> Goal
Transcribe every line of each of the records below verbatim, leaving out the pictures.

> Dataset records
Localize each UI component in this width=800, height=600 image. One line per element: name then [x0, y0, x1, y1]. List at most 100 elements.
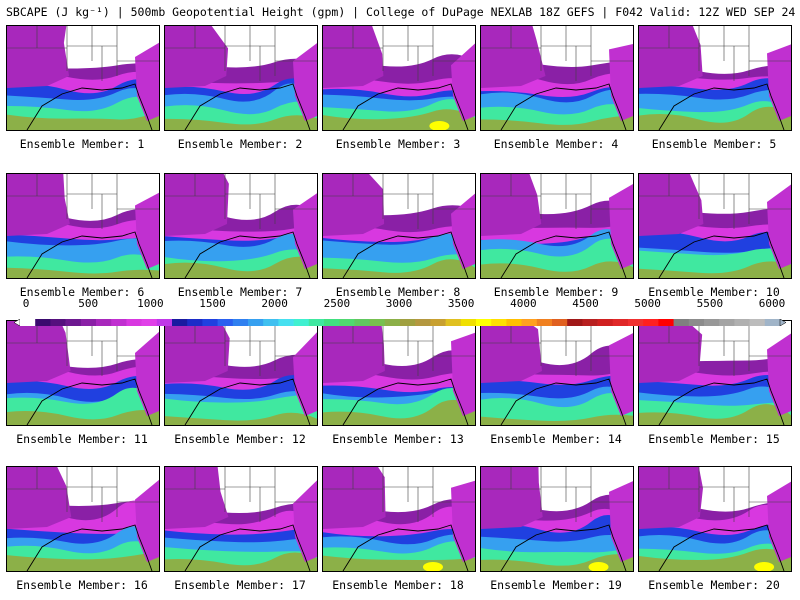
colorbar-left-arrow [13, 318, 21, 327]
colorbar-segment [658, 319, 674, 326]
colorbar-tick-label: 6000 [758, 297, 786, 310]
colorbar-segment [263, 319, 279, 326]
colorbar-segment [521, 319, 538, 326]
ensemble-member-label: Ensemble Member: 3 [335, 137, 461, 151]
colorbar-segment [141, 319, 158, 326]
ensemble-member-map-11 [6, 320, 160, 426]
ensemble-member-label: Ensemble Member: 10 [648, 285, 780, 299]
colorbar-segment [187, 319, 203, 326]
ensemble-member-label: Ensemble Member: 11 [16, 432, 148, 446]
ensemble-member-label: Ensemble Member: 15 [648, 432, 780, 446]
ensemble-member-map-16 [6, 466, 160, 572]
colorbar-segment [324, 319, 340, 326]
colorbar-segment [126, 319, 142, 326]
ensemble-member-label: Ensemble Member: 2 [177, 137, 303, 151]
colorbar-segment [232, 319, 249, 326]
ensemble-member-map-7 [164, 173, 318, 279]
ensemble-member-label: Ensemble Member: 18 [332, 578, 464, 592]
colorbar-tick-label: 1000 [137, 297, 164, 310]
ensemble-member-map-10 [638, 173, 792, 279]
colorbar-segment [552, 319, 568, 326]
colorbar-segment [415, 319, 431, 326]
colorbar-segment [749, 319, 766, 326]
colorbar-tick-label: 2500 [323, 297, 351, 310]
ensemble-member-label: Ensemble Member: 19 [490, 578, 622, 592]
colorbar-segment [719, 319, 735, 326]
ensemble-member-map-1 [6, 25, 160, 131]
ensemble-member-label: Ensemble Member: 9 [493, 285, 619, 299]
colorbar-segment [80, 319, 97, 326]
ensemble-member-map-14 [480, 320, 634, 426]
colorbar-segment [567, 319, 583, 326]
colorbar-tick-label: 500 [78, 297, 99, 310]
colorbar-segment [217, 319, 234, 326]
colorbar-segment [111, 319, 127, 326]
colorbar-segment [50, 319, 66, 326]
colorbar-segment [202, 319, 218, 326]
colorbar-tick-label: 3000 [385, 297, 413, 310]
colorbar-segment [582, 319, 598, 326]
colorbar-segment [293, 319, 310, 326]
colorbar-tick-label: 4500 [572, 297, 599, 310]
ensemble-member-map-18 [322, 466, 476, 572]
colorbar-segment [612, 319, 629, 326]
colorbar-graphic [13, 318, 787, 327]
colorbar-segment [536, 319, 553, 326]
ensemble-member-label: Ensemble Member: 7 [177, 285, 303, 299]
colorbar-segment [445, 319, 462, 326]
ensemble-member-map-3 [322, 25, 476, 131]
colorbar-segment [172, 319, 188, 326]
colorbar-tick-label: 5000 [634, 297, 661, 310]
ensemble-member-label: Ensemble Member: 1 [19, 137, 145, 151]
ensemble-member-label: Ensemble Member: 8 [335, 285, 461, 299]
ensemble-member-label: Ensemble Member: 14 [490, 432, 622, 446]
cape-colorbar [13, 311, 787, 327]
colorbar-segment [339, 319, 355, 326]
colorbar-segment [354, 319, 370, 326]
colorbar-segment [673, 319, 690, 326]
ensemble-member-label: Ensemble Member: 12 [174, 432, 306, 446]
ensemble-member-label: Ensemble Member: 17 [174, 578, 306, 592]
ensemble-member-map-20 [638, 466, 792, 572]
colorbar-segment [628, 319, 644, 326]
ensemble-member-map-17 [164, 466, 318, 572]
colorbar-segment [704, 319, 720, 326]
ensemble-member-label: Ensemble Member: 6 [19, 285, 145, 299]
ensemble-member-label: Ensemble Member: 5 [651, 137, 777, 151]
colorbar-segment [734, 319, 750, 326]
ensemble-member-label: Ensemble Member: 4 [493, 137, 619, 151]
colorbar-segment [476, 319, 492, 326]
colorbar-tick-label: 3500 [447, 297, 475, 310]
colorbar-segment [35, 319, 51, 326]
ensemble-member-map-8 [322, 173, 476, 279]
colorbar-segment [248, 319, 264, 326]
ensemble-member-map-12 [164, 320, 318, 426]
colorbar-segment [369, 319, 386, 326]
ensemble-member-label: Ensemble Member: 13 [332, 432, 464, 446]
colorbar-segment [430, 319, 446, 326]
colorbar-segment [491, 319, 507, 326]
colorbar-segment [400, 319, 416, 326]
colorbar-tick-label: 1500 [199, 297, 226, 310]
colorbar-segment [688, 319, 705, 326]
ensemble-member-map-13 [322, 320, 476, 426]
colorbar-segment [308, 319, 325, 326]
colorbar-segment [96, 319, 112, 326]
colorbar-segment [506, 319, 522, 326]
ensemble-member-map-5 [638, 25, 792, 131]
ensemble-member-map-19 [480, 466, 634, 572]
ensemble-member-label: Ensemble Member: 16 [16, 578, 148, 592]
colorbar-segment [278, 319, 294, 326]
ensemble-member-map-9 [480, 173, 634, 279]
colorbar-tick-label: 0 [22, 297, 30, 310]
colorbar-segment [764, 319, 781, 326]
colorbar-segment [460, 319, 477, 326]
colorbar-tick-label: 5500 [696, 297, 724, 310]
ensemble-member-map-6 [6, 173, 160, 279]
colorbar-right-arrow [779, 318, 787, 327]
colorbar-tick-label: 4000 [510, 297, 537, 310]
ensemble-member-map-2 [164, 25, 318, 131]
colorbar-segment [643, 319, 659, 326]
page-title: SBCAPE (J kg⁻¹) | 500mb Geopotential Hei… [6, 5, 800, 19]
ensemble-member-map-4 [480, 25, 634, 131]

> Written reply
Localize each UI component in this width=800, height=600 image. One line per element: name then [x0, y0, x1, y1]. List at most 100 elements.
colorbar-left-arrow [13, 318, 21, 327]
colorbar-segment [658, 319, 674, 326]
colorbar-tick-label: 6000 [758, 297, 786, 310]
colorbar-segment [263, 319, 279, 326]
colorbar-segment [521, 319, 538, 326]
ensemble-member-label: Ensemble Member: 3 [335, 137, 461, 151]
colorbar-segment [141, 319, 158, 326]
ensemble-member-map-11 [6, 320, 160, 426]
ensemble-member-label: Ensemble Member: 10 [648, 285, 780, 299]
colorbar-segment [187, 319, 203, 326]
ensemble-member-label: Ensemble Member: 11 [16, 432, 148, 446]
ensemble-member-label: Ensemble Member: 15 [648, 432, 780, 446]
ensemble-member-map-16 [6, 466, 160, 572]
colorbar-segment [324, 319, 340, 326]
colorbar-segment [126, 319, 142, 326]
ensemble-member-label: Ensemble Member: 2 [177, 137, 303, 151]
colorbar-segment [232, 319, 249, 326]
ensemble-member-map-7 [164, 173, 318, 279]
ensemble-member-label: Ensemble Member: 18 [332, 578, 464, 592]
colorbar-tick-label: 1000 [137, 297, 164, 310]
ensemble-member-map-10 [638, 173, 792, 279]
colorbar-segment [552, 319, 568, 326]
colorbar-segment [415, 319, 431, 326]
colorbar-segment [749, 319, 766, 326]
colorbar-tick-label: 2500 [323, 297, 351, 310]
ensemble-member-label: Ensemble Member: 19 [490, 578, 622, 592]
colorbar-segment [719, 319, 735, 326]
ensemble-member-map-1 [6, 25, 160, 131]
ensemble-member-label: Ensemble Member: 9 [493, 285, 619, 299]
colorbar-segment [80, 319, 97, 326]
ensemble-member-map-14 [480, 320, 634, 426]
colorbar-segment [567, 319, 583, 326]
colorbar-tick-label: 500 [78, 297, 99, 310]
colorbar-segment [217, 319, 234, 326]
colorbar-segment [111, 319, 127, 326]
colorbar-segment [50, 319, 66, 326]
colorbar-segment [202, 319, 218, 326]
colorbar-tick-label: 3000 [385, 297, 413, 310]
colorbar-segment [582, 319, 598, 326]
colorbar-segment [293, 319, 310, 326]
colorbar-tick-label: 4500 [572, 297, 599, 310]
ensemble-member-map-18 [322, 466, 476, 572]
colorbar-segment [612, 319, 629, 326]
colorbar-graphic [13, 318, 787, 327]
colorbar-segment [536, 319, 553, 326]
ensemble-member-label: Ensemble Member: 7 [177, 285, 303, 299]
colorbar-segment [445, 319, 462, 326]
ensemble-member-map-3 [322, 25, 476, 131]
colorbar-segment [172, 319, 188, 326]
colorbar-tick-label: 5000 [634, 297, 661, 310]
ensemble-member-label: Ensemble Member: 1 [19, 137, 145, 151]
ensemble-member-label: Ensemble Member: 8 [335, 285, 461, 299]
ensemble-member-label: Ensemble Member: 14 [490, 432, 622, 446]
cape-colorbar [13, 311, 787, 327]
colorbar-segment [339, 319, 355, 326]
colorbar-segment [354, 319, 370, 326]
colorbar-segment [673, 319, 690, 326]
ensemble-member-label: Ensemble Member: 12 [174, 432, 306, 446]
ensemble-member-label: Ensemble Member: 17 [174, 578, 306, 592]
ensemble-member-map-20 [638, 466, 792, 572]
colorbar-segment [628, 319, 644, 326]
ensemble-member-map-17 [164, 466, 318, 572]
colorbar-segment [704, 319, 720, 326]
ensemble-member-label: Ensemble Member: 6 [19, 285, 145, 299]
ensemble-member-label: Ensemble Member: 5 [651, 137, 777, 151]
colorbar-segment [734, 319, 750, 326]
ensemble-member-label: Ensemble Member: 4 [493, 137, 619, 151]
colorbar-segment [476, 319, 492, 326]
colorbar-tick-label: 3500 [447, 297, 475, 310]
colorbar-segment [35, 319, 51, 326]
ensemble-member-map-8 [322, 173, 476, 279]
colorbar-segment [248, 319, 264, 326]
ensemble-member-map-12 [164, 320, 318, 426]
colorbar-segment [369, 319, 386, 326]
ensemble-member-label: Ensemble Member: 13 [332, 432, 464, 446]
colorbar-segment [430, 319, 446, 326]
colorbar-segment [491, 319, 507, 326]
colorbar-segment [400, 319, 416, 326]
colorbar-tick-label: 1500 [199, 297, 226, 310]
colorbar-segment [688, 319, 705, 326]
ensemble-member-map-13 [322, 320, 476, 426]
colorbar-segment [308, 319, 325, 326]
colorbar-segment [96, 319, 112, 326]
colorbar-segment [506, 319, 522, 326]
ensemble-member-map-5 [638, 25, 792, 131]
ensemble-member-map-19 [480, 466, 634, 572]
ensemble-member-label: Ensemble Member: 16 [16, 578, 148, 592]
colorbar-segment [278, 319, 294, 326]
ensemble-member-map-9 [480, 173, 634, 279]
colorbar-tick-label: 0 [22, 297, 30, 310]
colorbar-segment [764, 319, 781, 326]
colorbar-segment [460, 319, 477, 326]
colorbar-tick-label: 5500 [696, 297, 724, 310]
ensemble-member-map-6 [6, 173, 160, 279]
colorbar-right-arrow [779, 318, 787, 327]
colorbar-tick-label: 4000 [510, 297, 537, 310]
ensemble-member-map-2 [164, 25, 318, 131]
colorbar-segment [643, 319, 659, 326]
page-title: SBCAPE (J kg⁻¹) | 500mb Geopotential Hei… [6, 5, 800, 19]
ensemble-member-map-4 [480, 25, 634, 131]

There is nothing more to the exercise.